** Written task **
Retype all material exactly. Pictures stay out of the copy.

##### Data rows #####

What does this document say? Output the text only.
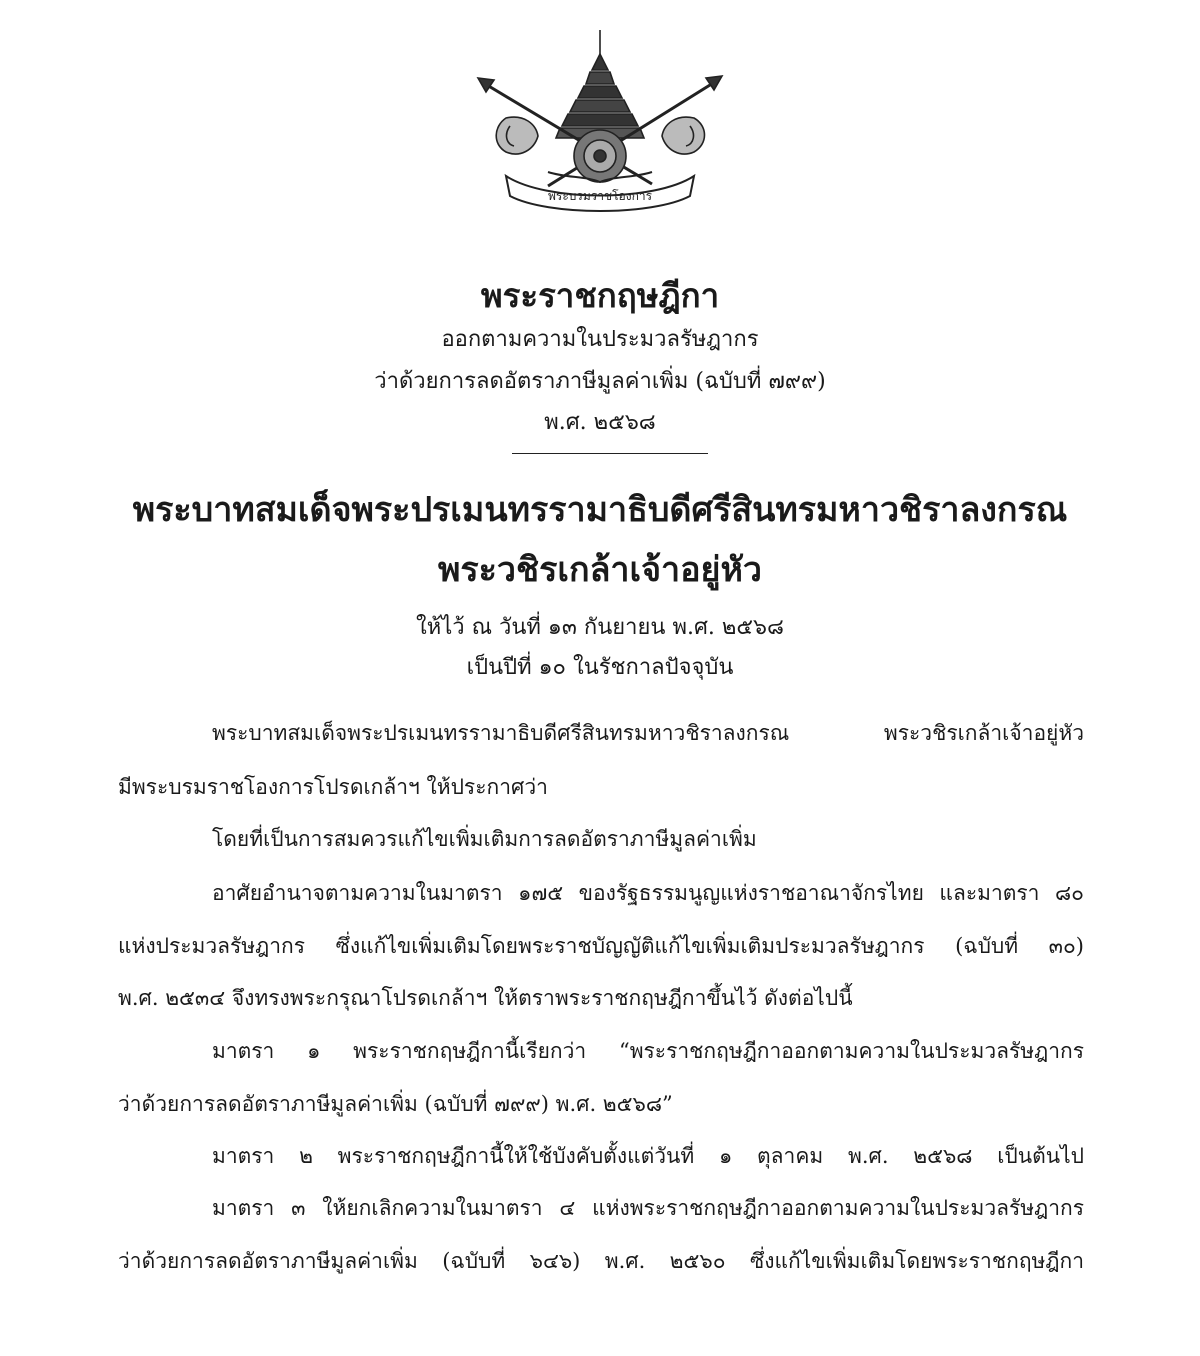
พระบรมราชโองการ
พระราชกฤษฎีกา
ออกตามความในประมวลรัษฎากร
ว่าด้วยการลดอัตราภาษีมูลค่าเพิ่ม (ฉบับที่ ๗๙๙)
พ.ศ. ๒๕๖๘
พระบาทสมเด็จพระปรเมนทรรามาธิบดีศรีสินทรมหาวชิราลงกรณ
พระวชิรเกล้าเจ้าอยู่หัว
ให้ไว้ ณ วันที่ ๑๓ กันยายน พ.ศ. ๒๕๖๘
เป็นปีที่ ๑๐ ในรัชกาลปัจจุบัน
พระบาทสมเด็จพระปรเมนทรรามาธิบดีศรีสินทรมหาวชิราลงกรณ พระวชิรเกล้าเจ้าอยู่หัว
มีพระบรมราชโองการโปรดเกล้าฯ ให้ประกาศว่า
โดยที่เป็นการสมควรแก้ไขเพิ่มเติมการลดอัตราภาษีมูลค่าเพิ่ม
อาศัยอำนาจตามความในมาตรา ๑๗๕ ของรัฐธรรมนูญแห่งราชอาณาจักรไทย และมาตรา ๘๐
แห่งประมวลรัษฎากร ซึ่งแก้ไขเพิ่มเติมโดยพระราชบัญญัติแก้ไขเพิ่มเติมประมวลรัษฎากร (ฉบับที่ ๓๐)
พ.ศ. ๒๕๓๔ จึงทรงพระกรุณาโปรดเกล้าฯ ให้ตราพระราชกฤษฎีกาขึ้นไว้ ดังต่อไปนี้
มาตรา ๑ พระราชกฤษฎีกานี้เรียกว่า “พระราชกฤษฎีกาออกตามความในประมวลรัษฎากร
ว่าด้วยการลดอัตราภาษีมูลค่าเพิ่ม (ฉบับที่ ๗๙๙) พ.ศ. ๒๕๖๘”
มาตรา ๒ พระราชกฤษฎีกานี้ให้ใช้บังคับตั้งแต่วันที่ ๑ ตุลาคม พ.ศ. ๒๕๖๘ เป็นต้นไป
มาตรา ๓ ให้ยกเลิกความในมาตรา ๔ แห่งพระราชกฤษฎีกาออกตามความในประมวลรัษฎากร
ว่าด้วยการลดอัตราภาษีมูลค่าเพิ่ม (ฉบับที่ ๖๔๖) พ.ศ. ๒๕๖๐ ซึ่งแก้ไขเพิ่มเติมโดยพระราชกฤษฎีกา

#####

** Answer in full **
What does this document say? Output the text only.
พระบรมราชโองการ
พระราชกฤษฎีกา
ออกตามความในประมวลรัษฎากร
ว่าด้วยการลดอัตราภาษีมูลค่าเพิ่ม (ฉบับที่ ๗๙๙)
พ.ศ. ๒๕๖๘
พระบาทสมเด็จพระปรเมนทรรามาธิบดีศรีสินทรมหาวชิราลงกรณ
พระวชิรเกล้าเจ้าอยู่หัว
ให้ไว้ ณ วันที่ ๑๓ กันยายน พ.ศ. ๒๕๖๘
เป็นปีที่ ๑๐ ในรัชกาลปัจจุบัน
พระบาทสมเด็จพระปรเมนทรรามาธิบดีศรีสินทรมหาวชิราลงกรณ พระวชิรเกล้าเจ้าอยู่หัว
มีพระบรมราชโองการโปรดเกล้าฯ ให้ประกาศว่า
โดยที่เป็นการสมควรแก้ไขเพิ่มเติมการลดอัตราภาษีมูลค่าเพิ่ม
อาศัยอำนาจตามความในมาตรา ๑๗๕ ของรัฐธรรมนูญแห่งราชอาณาจักรไทย และมาตรา ๘๐
แห่งประมวลรัษฎากร ซึ่งแก้ไขเพิ่มเติมโดยพระราชบัญญัติแก้ไขเพิ่มเติมประมวลรัษฎากร (ฉบับที่ ๓๐)
พ.ศ. ๒๕๓๔ จึงทรงพระกรุณาโปรดเกล้าฯ ให้ตราพระราชกฤษฎีกาขึ้นไว้ ดังต่อไปนี้
มาตรา ๑ พระราชกฤษฎีกานี้เรียกว่า “พระราชกฤษฎีกาออกตามความในประมวลรัษฎากร
ว่าด้วยการลดอัตราภาษีมูลค่าเพิ่ม (ฉบับที่ ๗๙๙) พ.ศ. ๒๕๖๘”
มาตรา ๒ พระราชกฤษฎีกานี้ให้ใช้บังคับตั้งแต่วันที่ ๑ ตุลาคม พ.ศ. ๒๕๖๘ เป็นต้นไป
มาตรา ๓ ให้ยกเลิกความในมาตรา ๔ แห่งพระราชกฤษฎีกาออกตามความในประมวลรัษฎากร
ว่าด้วยการลดอัตราภาษีมูลค่าเพิ่ม (ฉบับที่ ๖๔๖) พ.ศ. ๒๕๖๐ ซึ่งแก้ไขเพิ่มเติมโดยพระราชกฤษฎีกา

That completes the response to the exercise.